■ Task requirements ■
Every record here needs to be written out again exactly.

■ Records for this exercise ■
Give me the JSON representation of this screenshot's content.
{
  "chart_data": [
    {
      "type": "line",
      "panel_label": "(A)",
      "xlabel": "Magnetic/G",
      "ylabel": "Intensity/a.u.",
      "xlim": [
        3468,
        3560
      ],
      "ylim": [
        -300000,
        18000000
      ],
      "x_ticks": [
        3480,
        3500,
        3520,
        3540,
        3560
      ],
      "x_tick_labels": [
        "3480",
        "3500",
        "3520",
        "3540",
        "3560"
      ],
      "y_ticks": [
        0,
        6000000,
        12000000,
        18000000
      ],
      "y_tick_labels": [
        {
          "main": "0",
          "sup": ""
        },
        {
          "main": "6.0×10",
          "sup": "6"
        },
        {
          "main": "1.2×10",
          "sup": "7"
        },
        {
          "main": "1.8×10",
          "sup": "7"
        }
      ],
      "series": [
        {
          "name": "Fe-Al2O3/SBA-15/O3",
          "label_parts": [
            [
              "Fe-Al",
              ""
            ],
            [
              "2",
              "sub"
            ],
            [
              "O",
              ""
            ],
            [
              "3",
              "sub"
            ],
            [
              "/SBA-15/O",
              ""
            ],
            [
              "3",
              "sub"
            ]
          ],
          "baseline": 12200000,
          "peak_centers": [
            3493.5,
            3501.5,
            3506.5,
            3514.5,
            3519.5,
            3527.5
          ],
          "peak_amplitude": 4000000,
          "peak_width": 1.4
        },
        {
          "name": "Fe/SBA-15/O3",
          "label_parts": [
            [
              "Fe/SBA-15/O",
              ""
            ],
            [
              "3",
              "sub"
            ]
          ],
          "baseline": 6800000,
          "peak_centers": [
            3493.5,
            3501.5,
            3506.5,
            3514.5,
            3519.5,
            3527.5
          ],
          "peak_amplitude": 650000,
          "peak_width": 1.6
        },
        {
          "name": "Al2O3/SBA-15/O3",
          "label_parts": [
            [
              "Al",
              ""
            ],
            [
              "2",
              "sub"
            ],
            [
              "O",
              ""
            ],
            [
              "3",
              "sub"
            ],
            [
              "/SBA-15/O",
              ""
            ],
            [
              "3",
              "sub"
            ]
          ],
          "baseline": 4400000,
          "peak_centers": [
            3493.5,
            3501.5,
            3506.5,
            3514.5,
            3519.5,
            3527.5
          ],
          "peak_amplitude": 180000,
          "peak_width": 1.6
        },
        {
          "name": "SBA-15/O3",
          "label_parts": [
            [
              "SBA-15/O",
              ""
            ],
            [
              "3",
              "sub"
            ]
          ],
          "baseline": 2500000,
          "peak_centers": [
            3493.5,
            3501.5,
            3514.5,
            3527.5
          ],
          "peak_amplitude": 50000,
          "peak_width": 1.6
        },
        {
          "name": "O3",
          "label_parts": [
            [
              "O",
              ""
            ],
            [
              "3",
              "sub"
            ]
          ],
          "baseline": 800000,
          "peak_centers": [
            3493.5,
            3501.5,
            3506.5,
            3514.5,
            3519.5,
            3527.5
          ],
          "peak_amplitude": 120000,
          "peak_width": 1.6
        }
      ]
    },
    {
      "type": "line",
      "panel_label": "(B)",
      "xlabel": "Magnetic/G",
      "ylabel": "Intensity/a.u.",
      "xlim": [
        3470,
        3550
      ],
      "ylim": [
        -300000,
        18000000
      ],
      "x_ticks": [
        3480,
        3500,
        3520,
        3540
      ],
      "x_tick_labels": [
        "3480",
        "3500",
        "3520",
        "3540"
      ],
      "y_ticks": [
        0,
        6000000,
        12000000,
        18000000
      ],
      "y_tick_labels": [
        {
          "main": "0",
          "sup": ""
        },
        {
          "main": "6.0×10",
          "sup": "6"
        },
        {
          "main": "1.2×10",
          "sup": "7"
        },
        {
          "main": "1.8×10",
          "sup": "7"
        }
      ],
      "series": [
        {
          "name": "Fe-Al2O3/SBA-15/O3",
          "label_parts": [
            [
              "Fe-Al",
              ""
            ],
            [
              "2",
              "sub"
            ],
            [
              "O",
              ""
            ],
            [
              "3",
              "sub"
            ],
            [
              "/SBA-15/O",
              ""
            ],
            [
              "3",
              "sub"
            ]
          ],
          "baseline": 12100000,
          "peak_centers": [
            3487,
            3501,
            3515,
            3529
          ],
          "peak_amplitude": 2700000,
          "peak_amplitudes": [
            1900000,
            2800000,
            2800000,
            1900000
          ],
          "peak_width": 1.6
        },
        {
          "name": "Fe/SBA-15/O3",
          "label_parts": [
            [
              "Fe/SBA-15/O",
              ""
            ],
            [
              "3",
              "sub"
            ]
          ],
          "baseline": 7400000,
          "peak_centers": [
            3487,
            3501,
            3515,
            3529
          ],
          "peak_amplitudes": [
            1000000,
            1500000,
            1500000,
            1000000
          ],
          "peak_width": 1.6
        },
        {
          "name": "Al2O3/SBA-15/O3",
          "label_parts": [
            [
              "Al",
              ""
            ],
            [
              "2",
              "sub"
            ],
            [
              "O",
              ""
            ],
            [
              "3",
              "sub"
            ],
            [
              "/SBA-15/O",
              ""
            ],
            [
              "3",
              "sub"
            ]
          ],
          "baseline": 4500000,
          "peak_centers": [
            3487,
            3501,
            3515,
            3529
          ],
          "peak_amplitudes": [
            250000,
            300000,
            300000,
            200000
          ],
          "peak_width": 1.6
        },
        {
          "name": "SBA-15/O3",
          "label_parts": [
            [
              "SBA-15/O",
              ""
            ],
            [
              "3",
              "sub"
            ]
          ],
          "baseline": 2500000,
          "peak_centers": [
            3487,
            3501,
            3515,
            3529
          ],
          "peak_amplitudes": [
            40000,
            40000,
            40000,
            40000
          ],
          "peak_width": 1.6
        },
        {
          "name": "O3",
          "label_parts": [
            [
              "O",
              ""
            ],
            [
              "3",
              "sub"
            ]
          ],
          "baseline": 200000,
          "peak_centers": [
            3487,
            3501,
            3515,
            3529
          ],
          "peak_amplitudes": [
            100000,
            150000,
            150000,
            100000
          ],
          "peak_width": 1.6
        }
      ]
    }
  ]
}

■ Result of this task ■
Give me the JSON representation of this screenshot's content.
{
  "chart_data": [
    {
      "type": "line",
      "panel_label": "(A)",
      "xlabel": "Magnetic/G",
      "ylabel": "Intensity/a.u.",
      "xlim": [
        3468,
        3560
      ],
      "ylim": [
        -300000,
        18000000
      ],
      "x_ticks": [
        3480,
        3500,
        3520,
        3540,
        3560
      ],
      "x_tick_labels": [
        "3480",
        "3500",
        "3520",
        "3540",
        "3560"
      ],
      "y_ticks": [
        0,
        6000000,
        12000000,
        18000000
      ],
      "y_tick_labels": [
        {
          "main": "0",
          "sup": ""
        },
        {
          "main": "6.0×10",
          "sup": "6"
        },
        {
          "main": "1.2×10",
          "sup": "7"
        },
        {
          "main": "1.8×10",
          "sup": "7"
        }
      ],
      "series": [
        {
          "name": "Fe-Al2O3/SBA-15/O3",
          "label_parts": [
            [
              "Fe-Al",
              ""
            ],
            [
              "2",
              "sub"
            ],
            [
              "O",
              ""
            ],
            [
              "3",
              "sub"
            ],
            [
              "/SBA-15/O",
              ""
            ],
            [
              "3",
              "sub"
            ]
          ],
          "baseline": 12200000,
          "peak_centers": [
            3493.5,
            3501.5,
            3506.5,
            3514.5,
            3519.5,
            3527.5
          ],
          "peak_amplitude": 4000000,
          "peak_width": 1.4
        },
        {
          "name": "Fe/SBA-15/O3",
          "label_parts": [
            [
              "Fe/SBA-15/O",
              ""
            ],
            [
              "3",
              "sub"
            ]
          ],
          "baseline": 6800000,
          "peak_centers": [
            3493.5,
            3501.5,
            3506.5,
            3514.5,
            3519.5,
            3527.5
          ],
          "peak_amplitude": 650000,
          "peak_width": 1.6
        },
        {
          "name": "Al2O3/SBA-15/O3",
          "label_parts": [
            [
              "Al",
              ""
            ],
            [
              "2",
              "sub"
            ],
            [
              "O",
              ""
            ],
            [
              "3",
              "sub"
            ],
            [
              "/SBA-15/O",
              ""
            ],
            [
              "3",
              "sub"
            ]
          ],
          "baseline": 4400000,
          "peak_centers": [
            3493.5,
            3501.5,
            3506.5,
            3514.5,
            3519.5,
            3527.5
          ],
          "peak_amplitude": 180000,
          "peak_width": 1.6
        },
        {
          "name": "SBA-15/O3",
          "label_parts": [
            [
              "SBA-15/O",
              ""
            ],
            [
              "3",
              "sub"
            ]
          ],
          "baseline": 2500000,
          "peak_centers": [
            3493.5,
            3501.5,
            3514.5,
            3527.5
          ],
          "peak_amplitude": 50000,
          "peak_width": 1.6
        },
        {
          "name": "O3",
          "label_parts": [
            [
              "O",
              ""
            ],
            [
              "3",
              "sub"
            ]
          ],
          "baseline": 800000,
          "peak_centers": [
            3493.5,
            3501.5,
            3506.5,
            3514.5,
            3519.5,
            3527.5
          ],
          "peak_amplitude": 120000,
          "peak_width": 1.6
        }
      ]
    },
    {
      "type": "line",
      "panel_label": "(B)",
      "xlabel": "Magnetic/G",
      "ylabel": "Intensity/a.u.",
      "xlim": [
        3470,
        3550
      ],
      "ylim": [
        -300000,
        18000000
      ],
      "x_ticks": [
        3480,
        3500,
        3520,
        3540
      ],
      "x_tick_labels": [
        "3480",
        "3500",
        "3520",
        "3540"
      ],
      "y_ticks": [
        0,
        6000000,
        12000000,
        18000000
      ],
      "y_tick_labels": [
        {
          "main": "0",
          "sup": ""
        },
        {
          "main": "6.0×10",
          "sup": "6"
        },
        {
          "main": "1.2×10",
          "sup": "7"
        },
        {
          "main": "1.8×10",
          "sup": "7"
        }
      ],
      "series": [
        {
          "name": "Fe-Al2O3/SBA-15/O3",
          "label_parts": [
            [
              "Fe-Al",
              ""
            ],
            [
              "2",
              "sub"
            ],
            [
              "O",
              ""
            ],
            [
              "3",
              "sub"
            ],
            [
              "/SBA-15/O",
              ""
            ],
            [
              "3",
              "sub"
            ]
          ],
          "baseline": 12100000,
          "peak_centers": [
            3487,
            3501,
            3515,
            3529
          ],
          "peak_amplitude": 2700000,
          "peak_amplitudes": [
            1900000,
            2800000,
            2800000,
            1900000
          ],
          "peak_width": 1.6
        },
        {
          "name": "Fe/SBA-15/O3",
          "label_parts": [
            [
              "Fe/SBA-15/O",
              ""
            ],
            [
              "3",
              "sub"
            ]
          ],
          "baseline": 7400000,
          "peak_centers": [
            3487,
            3501,
            3515,
            3529
          ],
          "peak_amplitudes": [
            1000000,
            1500000,
            1500000,
            1000000
          ],
          "peak_width": 1.6
        },
        {
          "name": "Al2O3/SBA-15/O3",
          "label_parts": [
            [
              "Al",
              ""
            ],
            [
              "2",
              "sub"
            ],
            [
              "O",
              ""
            ],
            [
              "3",
              "sub"
            ],
            [
              "/SBA-15/O",
              ""
            ],
            [
              "3",
              "sub"
            ]
          ],
          "baseline": 4500000,
          "peak_centers": [
            3487,
            3501,
            3515,
            3529
          ],
          "peak_amplitudes": [
            250000,
            300000,
            300000,
            200000
          ],
          "peak_width": 1.6
        },
        {
          "name": "SBA-15/O3",
          "label_parts": [
            [
              "SBA-15/O",
              ""
            ],
            [
              "3",
              "sub"
            ]
          ],
          "baseline": 2500000,
          "peak_centers": [
            3487,
            3501,
            3515,
            3529
          ],
          "peak_amplitudes": [
            40000,
            40000,
            40000,
            40000
          ],
          "peak_width": 1.6
        },
        {
          "name": "O3",
          "label_parts": [
            [
              "O",
              ""
            ],
            [
              "3",
              "sub"
            ]
          ],
          "baseline": 200000,
          "peak_centers": [
            3487,
            3501,
            3515,
            3529
          ],
          "peak_amplitudes": [
            100000,
            150000,
            150000,
            100000
          ],
          "peak_width": 1.6
        }
      ]
    }
  ]
}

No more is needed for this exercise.